▸ Your task: Put every one of the following rows into a JSON list of strings, one string per line, with any blank lines left out.

--------------------------------

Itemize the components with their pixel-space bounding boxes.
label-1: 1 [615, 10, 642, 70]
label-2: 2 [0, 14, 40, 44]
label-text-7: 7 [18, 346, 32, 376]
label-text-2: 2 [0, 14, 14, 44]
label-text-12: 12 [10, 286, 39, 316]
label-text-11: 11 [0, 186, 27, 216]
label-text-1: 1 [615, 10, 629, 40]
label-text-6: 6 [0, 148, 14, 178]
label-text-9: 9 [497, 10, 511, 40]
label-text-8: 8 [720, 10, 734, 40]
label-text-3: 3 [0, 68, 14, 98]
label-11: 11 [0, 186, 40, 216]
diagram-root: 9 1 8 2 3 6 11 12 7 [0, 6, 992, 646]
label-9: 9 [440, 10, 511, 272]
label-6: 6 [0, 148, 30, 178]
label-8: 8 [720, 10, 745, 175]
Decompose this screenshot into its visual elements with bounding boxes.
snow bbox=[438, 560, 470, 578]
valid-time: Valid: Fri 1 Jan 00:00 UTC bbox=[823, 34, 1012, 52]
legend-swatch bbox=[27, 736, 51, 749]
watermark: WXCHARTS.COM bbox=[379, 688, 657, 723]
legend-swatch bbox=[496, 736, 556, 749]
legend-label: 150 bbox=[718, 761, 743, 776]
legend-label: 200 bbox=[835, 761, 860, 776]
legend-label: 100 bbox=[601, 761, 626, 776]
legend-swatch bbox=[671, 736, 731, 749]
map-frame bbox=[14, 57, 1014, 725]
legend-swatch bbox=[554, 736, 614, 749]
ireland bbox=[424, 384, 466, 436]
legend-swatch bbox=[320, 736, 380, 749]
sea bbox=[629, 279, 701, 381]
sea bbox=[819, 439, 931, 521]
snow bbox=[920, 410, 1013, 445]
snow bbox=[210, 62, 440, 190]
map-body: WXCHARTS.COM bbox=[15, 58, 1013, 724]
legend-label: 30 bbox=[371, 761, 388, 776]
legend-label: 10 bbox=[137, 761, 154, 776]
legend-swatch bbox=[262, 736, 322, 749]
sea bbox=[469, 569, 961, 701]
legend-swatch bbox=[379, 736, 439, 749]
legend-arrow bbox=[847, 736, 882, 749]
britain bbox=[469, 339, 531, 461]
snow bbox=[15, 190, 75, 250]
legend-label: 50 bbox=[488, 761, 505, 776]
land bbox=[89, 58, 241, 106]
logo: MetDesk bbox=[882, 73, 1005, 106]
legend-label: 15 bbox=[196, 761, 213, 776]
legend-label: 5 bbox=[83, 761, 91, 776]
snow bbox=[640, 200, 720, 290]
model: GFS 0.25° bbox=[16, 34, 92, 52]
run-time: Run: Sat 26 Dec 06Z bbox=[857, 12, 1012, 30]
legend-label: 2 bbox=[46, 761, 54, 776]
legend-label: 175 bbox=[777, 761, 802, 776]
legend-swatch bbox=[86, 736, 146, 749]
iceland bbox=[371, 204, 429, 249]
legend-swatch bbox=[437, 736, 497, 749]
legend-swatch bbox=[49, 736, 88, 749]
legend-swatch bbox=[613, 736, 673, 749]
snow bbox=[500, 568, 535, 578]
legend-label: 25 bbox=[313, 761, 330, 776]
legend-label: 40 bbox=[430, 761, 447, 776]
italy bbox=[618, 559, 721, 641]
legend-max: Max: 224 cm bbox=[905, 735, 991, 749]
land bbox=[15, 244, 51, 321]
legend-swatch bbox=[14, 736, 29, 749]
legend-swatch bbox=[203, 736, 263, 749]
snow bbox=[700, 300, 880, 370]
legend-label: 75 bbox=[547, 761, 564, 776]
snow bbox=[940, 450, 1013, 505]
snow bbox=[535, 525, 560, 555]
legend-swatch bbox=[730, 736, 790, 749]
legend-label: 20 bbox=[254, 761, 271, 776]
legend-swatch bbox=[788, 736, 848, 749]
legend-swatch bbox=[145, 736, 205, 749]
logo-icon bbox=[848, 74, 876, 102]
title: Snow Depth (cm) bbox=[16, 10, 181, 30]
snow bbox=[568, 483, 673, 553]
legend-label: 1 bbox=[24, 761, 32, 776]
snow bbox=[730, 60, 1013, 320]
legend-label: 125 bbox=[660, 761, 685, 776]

--------------------------------

▸ Complete response:
[
  "Itemize the components with their pixel-space bounding boxes.",
  "label-1: 1 [615, 10, 642, 70]",
  "label-2: 2 [0, 14, 40, 44]",
  "label-text-7: 7 [18, 346, 32, 376]",
  "label-text-2: 2 [0, 14, 14, 44]",
  "label-text-12: 12 [10, 286, 39, 316]",
  "label-text-11: 11 [0, 186, 27, 216]",
  "label-text-1: 1 [615, 10, 629, 40]",
  "label-text-6: 6 [0, 148, 14, 178]",
  "label-text-9: 9 [497, 10, 511, 40]",
  "label-text-8: 8 [720, 10, 734, 40]",
  "label-text-3: 3 [0, 68, 14, 98]",
  "label-11: 11 [0, 186, 40, 216]",
  "diagram-root: 9 1 8 2 3 6 11 12 7 [0, 6, 992, 646]",
  "label-9: 9 [440, 10, 511, 272]",
  "label-6: 6 [0, 148, 30, 178]",
  "label-8: 8 [720, 10, 745, 175]",
  "Decompose this screenshot into its visual elements with bounding boxes.",
  "snow bbox=[438, 560, 470, 578]",
  "valid-time: Valid: Fri 1 Jan 00:00 UTC bbox=[823, 34, 1012, 52]",
  "legend-swatch bbox=[27, 736, 51, 749]",
  "watermark: WXCHARTS.COM bbox=[379, 688, 657, 723]",
  "legend-swatch bbox=[496, 736, 556, 749]",
  "legend-label: 150 bbox=[718, 761, 743, 776]",
  "legend-label: 200 bbox=[835, 761, 860, 776]",
  "legend-label: 100 bbox=[601, 761, 626, 776]",
  "legend-swatch bbox=[671, 736, 731, 749]",
  "map-frame bbox=[14, 57, 1014, 725]",
  "legend-swatch bbox=[554, 736, 614, 749]",
  "ireland bbox=[424, 384, 466, 436]",
  "legend-swatch bbox=[320, 736, 380, 749]",
  "sea bbox=[629, 279, 701, 381]",
  "sea bbox=[819, 439, 931, 521]",
  "snow bbox=[920, 410, 1013, 445]",
  "snow bbox=[210, 62, 440, 190]",
  "map-body: WXCHARTS.COM bbox=[15, 58, 1013, 724]",
  "legend-label: 30 bbox=[371, 761, 388, 776]",
  "legend-label: 10 bbox=[137, 761, 154, 776]",
  "legend-swatch bbox=[262, 736, 322, 749]",
  "sea bbox=[469, 569, 961, 701]",
  "legend-swatch bbox=[379, 736, 439, 749]",
  "legend-arrow bbox=[847, 736, 882, 749]",
  "britain bbox=[469, 339, 531, 461]",
  "snow bbox=[15, 190, 75, 250]",
  "legend-label: 50 bbox=[488, 761, 505, 776]",
  "land bbox=[89, 58, 241, 106]",
  "logo: MetDesk bbox=[882, 73, 1005, 106]",
  "legend-label: 15 bbox=[196, 761, 213, 776]",
  "legend-label: 5 bbox=[83, 761, 91, 776]",
  "snow bbox=[640, 200, 720, 290]",
  "model: GFS 0.25° bbox=[16, 34, 92, 52]",
  "run-time: Run: Sat 26 Dec 06Z bbox=[857, 12, 1012, 30]",
  "legend-label: 2 bbox=[46, 761, 54, 776]",
  "legend-label: 175 bbox=[777, 761, 802, 776]",
  "legend-swatch bbox=[86, 736, 146, 749]",
  "iceland bbox=[371, 204, 429, 249]",
  "legend-swatch bbox=[437, 736, 497, 749]",
  "legend-swatch bbox=[49, 736, 88, 749]",
  "legend-swatch bbox=[613, 736, 673, 749]",
  "snow bbox=[500, 568, 535, 578]",
  "legend-label: 25 bbox=[313, 761, 330, 776]",
  "legend-label: 40 bbox=[430, 761, 447, 776]",
  "italy bbox=[618, 559, 721, 641]",
  "legend-max: Max: 224 cm bbox=[905, 735, 991, 749]",
  "land bbox=[15, 244, 51, 321]",
  "legend-swatch bbox=[14, 736, 29, 749]",
  "legend-swatch bbox=[203, 736, 263, 749]",
  "snow bbox=[700, 300, 880, 370]",
  "legend-label: 75 bbox=[547, 761, 564, 776]",
  "snow bbox=[940, 450, 1013, 505]",
  "snow bbox=[535, 525, 560, 555]",
  "legend-swatch bbox=[730, 736, 790, 749]",
  "legend-label: 20 bbox=[254, 761, 271, 776]",
  "legend-swatch bbox=[788, 736, 848, 749]",
  "legend-swatch bbox=[145, 736, 205, 749]",
  "logo-icon bbox=[848, 74, 876, 102]",
  "title: Snow Depth (cm) bbox=[16, 10, 181, 30]",
  "snow bbox=[568, 483, 673, 553]",
  "legend-label: 1 bbox=[24, 761, 32, 776]",
  "snow bbox=[730, 60, 1013, 320]",
  "legend-label: 125 bbox=[660, 761, 685, 776]"
]